=== Provided data ===

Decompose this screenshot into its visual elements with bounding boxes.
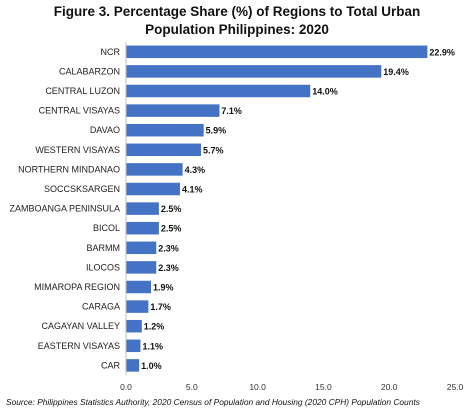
category-label: DAVAO [90,125,120,135]
value-label: 2.5% [161,204,182,214]
value-label: 2.3% [158,263,179,273]
bar [126,45,428,59]
value-label: 4.3% [185,165,206,175]
bar [126,104,220,117]
category-label: ZAMBOANGA PENINSULA [9,204,120,214]
x-tick-label: 20.0 [381,382,398,392]
category-label: CENTRAL LUZON [45,86,120,96]
value-label: 7.1% [221,106,242,116]
value-label: 5.7% [203,145,224,155]
value-label: 1.7% [150,302,171,312]
value-label: 2.5% [161,224,182,234]
category-label: BICOL [93,223,120,233]
value-label: 1.2% [144,322,165,332]
category-label: EASTERN VISAYAS [38,341,120,351]
value-label: 5.9% [206,126,227,136]
chart-title-line1: Figure 3. Percentage Share (%) of Region… [53,4,421,19]
bar [126,65,382,78]
category-label: ILOCOS [86,262,120,272]
category-label: MIMAROPA REGION [34,282,120,292]
x-tick-label: 25.0 [447,382,464,392]
bar [126,319,142,333]
value-label: 1.0% [141,361,162,371]
bar [126,123,204,137]
bar [126,143,202,157]
bar [126,241,157,255]
value-labels: 22.9%19.4%14.0%7.1%5.9%5.7%4.3%4.1%2.5%2… [141,47,455,371]
category-label: NORTHERN MINDANAO [18,164,120,174]
bar [126,182,180,196]
x-tick-label: 5.0 [186,382,198,392]
value-label: 22.9% [429,47,455,57]
bar [126,339,141,353]
bars [126,45,428,372]
value-label: 1.9% [153,283,174,293]
value-label: 1.1% [142,341,163,351]
category-label: BARMM [87,243,121,253]
category-label: WESTERN VISAYAS [35,145,120,155]
value-label: 2.3% [158,243,179,253]
chart-title-line2: Population Philippines: 2020 [145,22,329,37]
x-tick-label: 15.0 [315,382,332,392]
category-label: CAGAYAN VALLEY [41,321,120,331]
value-label: 4.1% [182,185,203,195]
bar [126,280,152,294]
category-label: CENTRAL VISAYAS [39,106,120,116]
category-label: CAR [101,360,121,370]
source-note: Source: Philippines Statistics Authority… [6,397,420,407]
category-label: SOCCSKSARGEN [44,184,120,194]
bar [126,359,140,372]
bar [126,202,159,215]
category-label: NCR [101,47,121,57]
x-tick-label: 10.0 [249,382,266,392]
category-label: CARAGA [82,302,120,312]
bar [126,84,311,98]
axis-tick-labels: 0.0 5.0 10.0 15.0 20.0 25.0 [120,382,463,392]
value-label: 19.4% [383,67,409,77]
bar [126,163,183,176]
bar [126,300,149,313]
category-label: CALABARZON [59,66,120,76]
x-tick-label: 0.0 [120,382,132,392]
value-label: 14.0% [312,87,338,97]
bar [126,221,159,235]
bar [126,261,157,274]
chart-title: Figure 3. Percentage Share (%) of Region… [0,3,474,39]
category-labels: NCR CALABARZON CENTRAL LUZON CENTRAL VISAYA… [9,47,120,371]
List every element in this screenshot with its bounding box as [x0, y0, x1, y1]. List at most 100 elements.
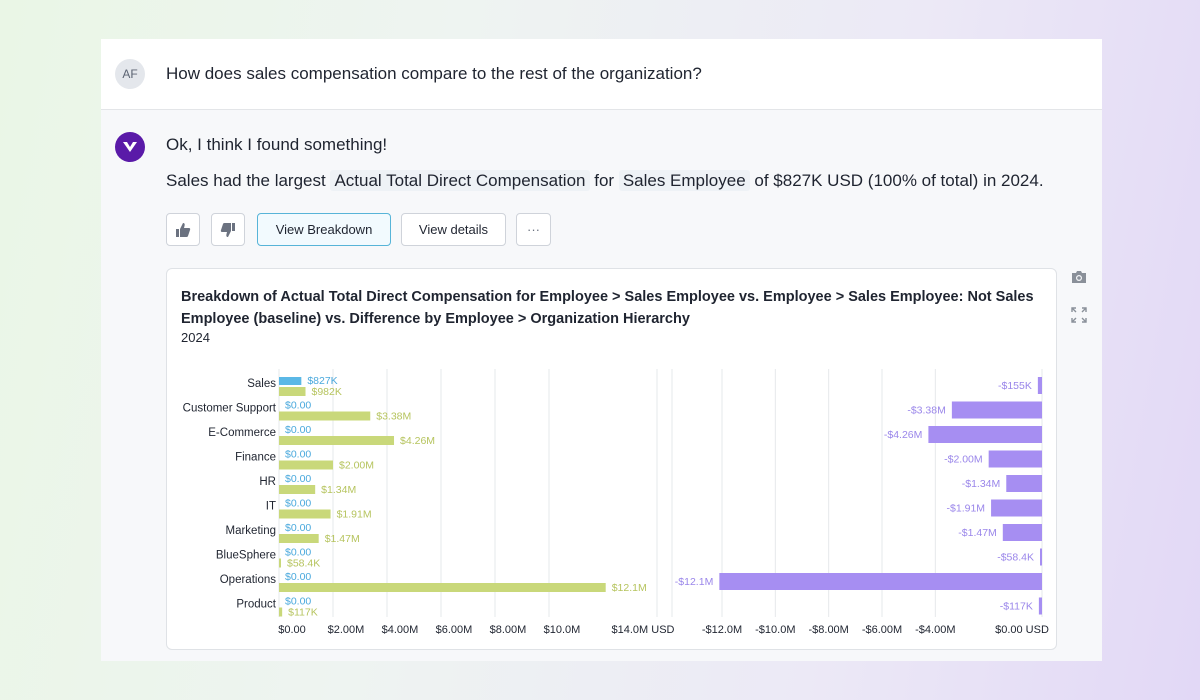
- baseline-bar: [279, 509, 331, 519]
- sales-employee-value-label: $0.00: [285, 547, 311, 559]
- breakdown-chart: $0.00 $2.00M $4.00M $6.00M $8.00M $10.0M $14.0…: [183, 369, 1049, 636]
- sales-employee-value-label: $0.00: [285, 424, 311, 436]
- answer-summary: Sales had the largest Actual Total Direc…: [166, 170, 1044, 191]
- category-label: Product: [236, 599, 276, 611]
- difference-value-label: -$12.1M: [675, 576, 714, 588]
- thumbs-down-button[interactable]: [211, 213, 245, 246]
- category-label: E-Commerce: [208, 427, 276, 439]
- view-breakdown-button[interactable]: View Breakdown: [257, 213, 391, 246]
- baseline-bar: [279, 583, 606, 592]
- sales-employee-value-label: $0.00: [285, 400, 311, 412]
- baseline-bar: [279, 387, 306, 396]
- baseline-bar: [279, 534, 319, 543]
- sales-employee-value-label: $0.00: [285, 522, 311, 534]
- category-label: HR: [259, 476, 276, 488]
- category-label: Finance: [235, 452, 276, 464]
- more-options-button[interactable]: ···: [516, 213, 551, 246]
- category-label: IT: [266, 501, 276, 513]
- baseline-bar: [279, 460, 333, 470]
- difference-value-label: -$3.38M: [907, 405, 946, 417]
- baseline-value-label: $1.91M: [337, 509, 372, 521]
- category-label: Operations: [220, 574, 277, 586]
- left-tick-label: $14.0M USD: [612, 624, 675, 636]
- category-label: Sales: [247, 378, 276, 390]
- thumbs-down-icon: [220, 223, 235, 237]
- difference-bar: [951, 401, 1042, 419]
- right-tick-label: -$12.0M: [702, 624, 742, 636]
- difference-value-label: -$4.26M: [884, 429, 923, 441]
- left-tick-label: $0.00: [278, 624, 306, 636]
- difference-bar: [1038, 597, 1042, 615]
- right-tick-label: -$8.00M: [808, 624, 848, 636]
- difference-value-label: -$1.91M: [947, 503, 986, 515]
- baseline-bar: [279, 607, 283, 617]
- baseline-bar: [279, 436, 395, 445]
- difference-bar: [1040, 548, 1042, 566]
- screenshot-button[interactable]: [1071, 270, 1087, 289]
- thumbs-up-button[interactable]: [166, 213, 200, 246]
- right-tick-label: $0.00 USD: [995, 624, 1049, 636]
- view-details-button[interactable]: View details: [401, 213, 506, 246]
- sales-employee-value-label: $0.00: [285, 473, 311, 485]
- baseline-value-label: $4.26M: [400, 435, 435, 447]
- baseline-bar: [279, 485, 316, 494]
- left-tick-label: $10.0M: [544, 624, 581, 636]
- question-text: How does sales compensation compare to t…: [166, 64, 702, 83]
- right-tick-label: -$10.0M: [755, 624, 795, 636]
- conversation-panel: AF How does sales compensation compare t…: [101, 39, 1102, 661]
- difference-value-label: -$117K: [1000, 601, 1033, 613]
- difference-bar: [1002, 524, 1042, 541]
- baseline-bar: [279, 558, 281, 568]
- difference-value-label: -$1.34M: [962, 478, 1001, 490]
- difference-bar: [928, 426, 1042, 443]
- expand-button[interactable]: [1071, 307, 1087, 328]
- category-label: Marketing: [226, 525, 277, 537]
- sales-employee-value-label: $0.00: [285, 596, 311, 608]
- left-tick-label: $2.00M: [328, 624, 365, 636]
- metric-chip[interactable]: Actual Total Direct Compensation: [330, 170, 590, 191]
- difference-bar: [719, 573, 1042, 590]
- user-avatar: AF: [115, 59, 145, 89]
- baseline-value-label: $58.4K: [287, 558, 320, 570]
- difference-bar: [988, 450, 1042, 468]
- answer-connector: for: [594, 171, 615, 190]
- right-tick-label: -$4.00M: [915, 624, 955, 636]
- baseline-value-label: $12.1M: [612, 582, 647, 594]
- sales-employee-bar: [279, 377, 302, 385]
- sales-employee-value-label: $0.00: [285, 571, 311, 583]
- assistant-logo-icon: [123, 142, 137, 152]
- expand-icon: [1071, 307, 1087, 323]
- baseline-bar: [279, 411, 371, 421]
- baseline-value-label: $1.47M: [325, 533, 360, 545]
- filter-chip[interactable]: Sales Employee: [618, 170, 750, 191]
- left-tick-label: $8.00M: [490, 624, 527, 636]
- answer-intro: Ok, I think I found something!: [166, 135, 388, 154]
- difference-value-label: -$155K: [998, 380, 1032, 392]
- answer-prefix: Sales had the largest: [166, 171, 326, 190]
- chart-title: Breakdown of Actual Total Direct Compens…: [181, 289, 1034, 327]
- assistant-avatar: [115, 132, 145, 162]
- sales-employee-value-label: $0.00: [285, 498, 311, 510]
- baseline-value-label: $1.34M: [321, 484, 356, 496]
- category-label: BlueSphere: [216, 550, 276, 562]
- answer-suffix: of $827K USD (100% of total) in 2024.: [754, 171, 1044, 190]
- difference-value-label: -$58.4K: [997, 552, 1034, 564]
- sales-employee-value-label: $827K: [307, 375, 337, 387]
- baseline-value-label: $982K: [312, 386, 342, 398]
- baseline-value-label: $2.00M: [339, 460, 374, 472]
- left-tick-label: $4.00M: [382, 624, 419, 636]
- baseline-value-label: $117K: [288, 607, 318, 619]
- category-label: Customer Support: [183, 403, 277, 415]
- thumbs-up-icon: [176, 223, 191, 237]
- difference-bar: [1006, 475, 1042, 492]
- question-row: AF How does sales compensation compare t…: [101, 39, 1102, 110]
- chart-card: Breakdown of Actual Total Direct Compens…: [166, 268, 1057, 650]
- baseline-value-label: $3.38M: [376, 411, 411, 423]
- difference-bar: [1037, 377, 1042, 394]
- difference-bar: [991, 499, 1042, 517]
- chart-subtitle: 2024: [181, 330, 210, 345]
- difference-value-label: -$1.47M: [958, 527, 997, 539]
- difference-value-label: -$2.00M: [944, 454, 983, 466]
- left-tick-label: $6.00M: [436, 624, 473, 636]
- sales-employee-value-label: $0.00: [285, 449, 311, 461]
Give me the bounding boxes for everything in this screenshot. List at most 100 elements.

===

Rewrite only the lines from the line with "category-label: DAVAO [90,125,120,135]" up to and including the line with "bar [126,319,142,333]", changing "x-tick-label" to "axis-tick-label" and leaving everything else in them as it is.

→ **Exercise result**:
category-label: DAVAO [90,125,120,135]
value-label: 2.5% [161,204,182,214]
value-label: 2.3% [158,263,179,273]
bar [126,45,428,59]
value-label: 4.3% [185,165,206,175]
bar [126,104,220,117]
category-label: ZAMBOANGA PENINSULA [9,204,120,214]
axis-tick-label: 20.0 [381,382,398,392]
category-label: CENTRAL LUZON [45,86,120,96]
value-label: 7.1% [221,106,242,116]
value-label: 5.7% [203,145,224,155]
value-label: 1.7% [150,302,171,312]
value-label: 2.5% [161,224,182,234]
category-label: BICOL [93,223,120,233]
value-label: 1.2% [144,322,165,332]
category-label: EASTERN VISAYAS [38,341,120,351]
value-label: 5.9% [206,126,227,136]
chart-title-line1: Figure 3. Percentage Share (%) of Region… [53,4,421,19]
bar [126,65,382,78]
category-label: ILOCOS [86,262,120,272]
category-label: MIMAROPA REGION [34,282,120,292]
axis-tick-label: 25.0 [447,382,464,392]
bar [126,319,142,333]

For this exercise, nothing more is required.